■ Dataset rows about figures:
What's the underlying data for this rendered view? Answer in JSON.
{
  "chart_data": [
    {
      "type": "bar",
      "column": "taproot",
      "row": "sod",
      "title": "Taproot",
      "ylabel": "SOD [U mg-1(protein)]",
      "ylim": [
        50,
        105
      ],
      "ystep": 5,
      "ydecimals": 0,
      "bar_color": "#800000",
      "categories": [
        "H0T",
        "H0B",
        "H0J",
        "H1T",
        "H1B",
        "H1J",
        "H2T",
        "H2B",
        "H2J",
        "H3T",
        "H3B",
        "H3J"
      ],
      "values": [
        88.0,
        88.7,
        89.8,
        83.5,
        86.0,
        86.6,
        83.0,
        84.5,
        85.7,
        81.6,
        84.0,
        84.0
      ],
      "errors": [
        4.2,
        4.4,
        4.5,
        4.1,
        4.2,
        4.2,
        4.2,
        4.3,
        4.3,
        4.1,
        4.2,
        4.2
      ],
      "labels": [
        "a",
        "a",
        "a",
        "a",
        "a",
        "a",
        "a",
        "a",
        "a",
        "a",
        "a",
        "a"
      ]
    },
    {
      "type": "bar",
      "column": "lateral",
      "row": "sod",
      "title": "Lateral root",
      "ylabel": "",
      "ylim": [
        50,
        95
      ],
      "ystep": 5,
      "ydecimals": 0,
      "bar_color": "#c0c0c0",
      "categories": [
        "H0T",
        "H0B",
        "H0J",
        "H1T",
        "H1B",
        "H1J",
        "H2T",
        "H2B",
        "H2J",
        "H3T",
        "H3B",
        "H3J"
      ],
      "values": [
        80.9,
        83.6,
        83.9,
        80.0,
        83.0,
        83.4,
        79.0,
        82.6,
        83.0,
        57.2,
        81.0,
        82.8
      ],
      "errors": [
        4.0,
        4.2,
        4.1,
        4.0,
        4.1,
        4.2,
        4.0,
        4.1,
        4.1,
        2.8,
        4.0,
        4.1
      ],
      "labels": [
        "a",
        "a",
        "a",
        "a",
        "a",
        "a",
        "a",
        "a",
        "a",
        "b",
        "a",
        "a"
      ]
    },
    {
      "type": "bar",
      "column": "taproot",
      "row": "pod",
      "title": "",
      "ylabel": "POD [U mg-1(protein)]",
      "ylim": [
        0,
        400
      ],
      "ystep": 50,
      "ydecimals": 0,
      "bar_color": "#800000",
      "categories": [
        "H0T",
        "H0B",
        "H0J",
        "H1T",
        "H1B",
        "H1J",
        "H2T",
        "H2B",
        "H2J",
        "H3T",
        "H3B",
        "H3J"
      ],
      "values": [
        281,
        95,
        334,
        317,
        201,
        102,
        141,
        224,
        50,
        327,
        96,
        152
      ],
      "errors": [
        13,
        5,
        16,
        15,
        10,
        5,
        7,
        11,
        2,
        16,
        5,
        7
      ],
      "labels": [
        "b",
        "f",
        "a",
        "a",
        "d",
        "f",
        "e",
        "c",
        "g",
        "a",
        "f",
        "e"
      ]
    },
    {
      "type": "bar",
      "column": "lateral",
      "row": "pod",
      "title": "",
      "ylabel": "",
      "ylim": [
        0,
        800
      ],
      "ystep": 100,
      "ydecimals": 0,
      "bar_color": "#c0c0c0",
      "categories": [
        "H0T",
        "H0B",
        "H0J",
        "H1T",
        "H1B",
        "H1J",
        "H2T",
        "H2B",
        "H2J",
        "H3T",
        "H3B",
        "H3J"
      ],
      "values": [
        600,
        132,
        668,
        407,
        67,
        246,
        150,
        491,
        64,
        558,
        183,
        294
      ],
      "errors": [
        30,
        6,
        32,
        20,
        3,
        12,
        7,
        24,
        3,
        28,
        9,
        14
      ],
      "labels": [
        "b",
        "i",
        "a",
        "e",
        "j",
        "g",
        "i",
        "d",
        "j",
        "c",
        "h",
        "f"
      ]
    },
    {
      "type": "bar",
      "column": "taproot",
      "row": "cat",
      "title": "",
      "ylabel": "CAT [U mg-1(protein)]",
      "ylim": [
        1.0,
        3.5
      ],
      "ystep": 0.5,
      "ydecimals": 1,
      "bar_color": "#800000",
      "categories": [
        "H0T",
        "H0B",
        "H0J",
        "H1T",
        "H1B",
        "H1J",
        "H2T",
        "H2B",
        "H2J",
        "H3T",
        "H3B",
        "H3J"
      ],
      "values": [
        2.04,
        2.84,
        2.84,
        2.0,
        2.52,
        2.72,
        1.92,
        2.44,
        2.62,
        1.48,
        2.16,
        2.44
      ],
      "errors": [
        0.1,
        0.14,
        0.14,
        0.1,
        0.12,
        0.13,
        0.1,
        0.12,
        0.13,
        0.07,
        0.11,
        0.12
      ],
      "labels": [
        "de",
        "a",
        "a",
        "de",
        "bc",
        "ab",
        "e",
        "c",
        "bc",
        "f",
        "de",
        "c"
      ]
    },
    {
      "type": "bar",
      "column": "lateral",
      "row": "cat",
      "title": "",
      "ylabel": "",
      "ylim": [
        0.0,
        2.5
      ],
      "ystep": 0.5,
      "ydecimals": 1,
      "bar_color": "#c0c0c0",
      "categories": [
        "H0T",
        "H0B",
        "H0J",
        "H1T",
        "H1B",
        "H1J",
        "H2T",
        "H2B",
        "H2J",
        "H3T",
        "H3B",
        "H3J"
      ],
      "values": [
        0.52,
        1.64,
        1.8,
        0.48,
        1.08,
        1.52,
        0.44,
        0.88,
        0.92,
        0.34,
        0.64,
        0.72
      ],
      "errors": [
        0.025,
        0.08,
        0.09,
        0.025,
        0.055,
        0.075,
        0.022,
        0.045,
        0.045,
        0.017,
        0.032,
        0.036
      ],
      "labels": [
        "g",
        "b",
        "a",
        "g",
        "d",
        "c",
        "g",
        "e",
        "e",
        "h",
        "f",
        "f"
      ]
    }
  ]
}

■ Your objective:
Each record must be output exactly, with none omitted.

■ Solution for this problem:
What's the underlying data for this rendered view? Answer in JSON.
{
  "chart_data": [
    {
      "type": "bar",
      "column": "taproot",
      "row": "sod",
      "title": "Taproot",
      "ylabel": "SOD [U mg-1(protein)]",
      "ylim": [
        50,
        105
      ],
      "ystep": 5,
      "ydecimals": 0,
      "bar_color": "#800000",
      "categories": [
        "H0T",
        "H0B",
        "H0J",
        "H1T",
        "H1B",
        "H1J",
        "H2T",
        "H2B",
        "H2J",
        "H3T",
        "H3B",
        "H3J"
      ],
      "values": [
        88.0,
        88.7,
        89.8,
        83.5,
        86.0,
        86.6,
        83.0,
        84.5,
        85.7,
        81.6,
        84.0,
        84.0
      ],
      "errors": [
        4.2,
        4.4,
        4.5,
        4.1,
        4.2,
        4.2,
        4.2,
        4.3,
        4.3,
        4.1,
        4.2,
        4.2
      ],
      "labels": [
        "a",
        "a",
        "a",
        "a",
        "a",
        "a",
        "a",
        "a",
        "a",
        "a",
        "a",
        "a"
      ]
    },
    {
      "type": "bar",
      "column": "lateral",
      "row": "sod",
      "title": "Lateral root",
      "ylabel": "",
      "ylim": [
        50,
        95
      ],
      "ystep": 5,
      "ydecimals": 0,
      "bar_color": "#c0c0c0",
      "categories": [
        "H0T",
        "H0B",
        "H0J",
        "H1T",
        "H1B",
        "H1J",
        "H2T",
        "H2B",
        "H2J",
        "H3T",
        "H3B",
        "H3J"
      ],
      "values": [
        80.9,
        83.6,
        83.9,
        80.0,
        83.0,
        83.4,
        79.0,
        82.6,
        83.0,
        57.2,
        81.0,
        82.8
      ],
      "errors": [
        4.0,
        4.2,
        4.1,
        4.0,
        4.1,
        4.2,
        4.0,
        4.1,
        4.1,
        2.8,
        4.0,
        4.1
      ],
      "labels": [
        "a",
        "a",
        "a",
        "a",
        "a",
        "a",
        "a",
        "a",
        "a",
        "b",
        "a",
        "a"
      ]
    },
    {
      "type": "bar",
      "column": "taproot",
      "row": "pod",
      "title": "",
      "ylabel": "POD [U mg-1(protein)]",
      "ylim": [
        0,
        400
      ],
      "ystep": 50,
      "ydecimals": 0,
      "bar_color": "#800000",
      "categories": [
        "H0T",
        "H0B",
        "H0J",
        "H1T",
        "H1B",
        "H1J",
        "H2T",
        "H2B",
        "H2J",
        "H3T",
        "H3B",
        "H3J"
      ],
      "values": [
        281,
        95,
        334,
        317,
        201,
        102,
        141,
        224,
        50,
        327,
        96,
        152
      ],
      "errors": [
        13,
        5,
        16,
        15,
        10,
        5,
        7,
        11,
        2,
        16,
        5,
        7
      ],
      "labels": [
        "b",
        "f",
        "a",
        "a",
        "d",
        "f",
        "e",
        "c",
        "g",
        "a",
        "f",
        "e"
      ]
    },
    {
      "type": "bar",
      "column": "lateral",
      "row": "pod",
      "title": "",
      "ylabel": "",
      "ylim": [
        0,
        800
      ],
      "ystep": 100,
      "ydecimals": 0,
      "bar_color": "#c0c0c0",
      "categories": [
        "H0T",
        "H0B",
        "H0J",
        "H1T",
        "H1B",
        "H1J",
        "H2T",
        "H2B",
        "H2J",
        "H3T",
        "H3B",
        "H3J"
      ],
      "values": [
        600,
        132,
        668,
        407,
        67,
        246,
        150,
        491,
        64,
        558,
        183,
        294
      ],
      "errors": [
        30,
        6,
        32,
        20,
        3,
        12,
        7,
        24,
        3,
        28,
        9,
        14
      ],
      "labels": [
        "b",
        "i",
        "a",
        "e",
        "j",
        "g",
        "i",
        "d",
        "j",
        "c",
        "h",
        "f"
      ]
    },
    {
      "type": "bar",
      "column": "taproot",
      "row": "cat",
      "title": "",
      "ylabel": "CAT [U mg-1(protein)]",
      "ylim": [
        1.0,
        3.5
      ],
      "ystep": 0.5,
      "ydecimals": 1,
      "bar_color": "#800000",
      "categories": [
        "H0T",
        "H0B",
        "H0J",
        "H1T",
        "H1B",
        "H1J",
        "H2T",
        "H2B",
        "H2J",
        "H3T",
        "H3B",
        "H3J"
      ],
      "values": [
        2.04,
        2.84,
        2.84,
        2.0,
        2.52,
        2.72,
        1.92,
        2.44,
        2.62,
        1.48,
        2.16,
        2.44
      ],
      "errors": [
        0.1,
        0.14,
        0.14,
        0.1,
        0.12,
        0.13,
        0.1,
        0.12,
        0.13,
        0.07,
        0.11,
        0.12
      ],
      "labels": [
        "de",
        "a",
        "a",
        "de",
        "bc",
        "ab",
        "e",
        "c",
        "bc",
        "f",
        "de",
        "c"
      ]
    },
    {
      "type": "bar",
      "column": "lateral",
      "row": "cat",
      "title": "",
      "ylabel": "",
      "ylim": [
        0.0,
        2.5
      ],
      "ystep": 0.5,
      "ydecimals": 1,
      "bar_color": "#c0c0c0",
      "categories": [
        "H0T",
        "H0B",
        "H0J",
        "H1T",
        "H1B",
        "H1J",
        "H2T",
        "H2B",
        "H2J",
        "H3T",
        "H3B",
        "H3J"
      ],
      "values": [
        0.52,
        1.64,
        1.8,
        0.48,
        1.08,
        1.52,
        0.44,
        0.88,
        0.92,
        0.34,
        0.64,
        0.72
      ],
      "errors": [
        0.025,
        0.08,
        0.09,
        0.025,
        0.055,
        0.075,
        0.022,
        0.045,
        0.045,
        0.017,
        0.032,
        0.036
      ],
      "labels": [
        "g",
        "b",
        "a",
        "g",
        "d",
        "c",
        "g",
        "e",
        "e",
        "h",
        "f",
        "f"
      ]
    }
  ]
}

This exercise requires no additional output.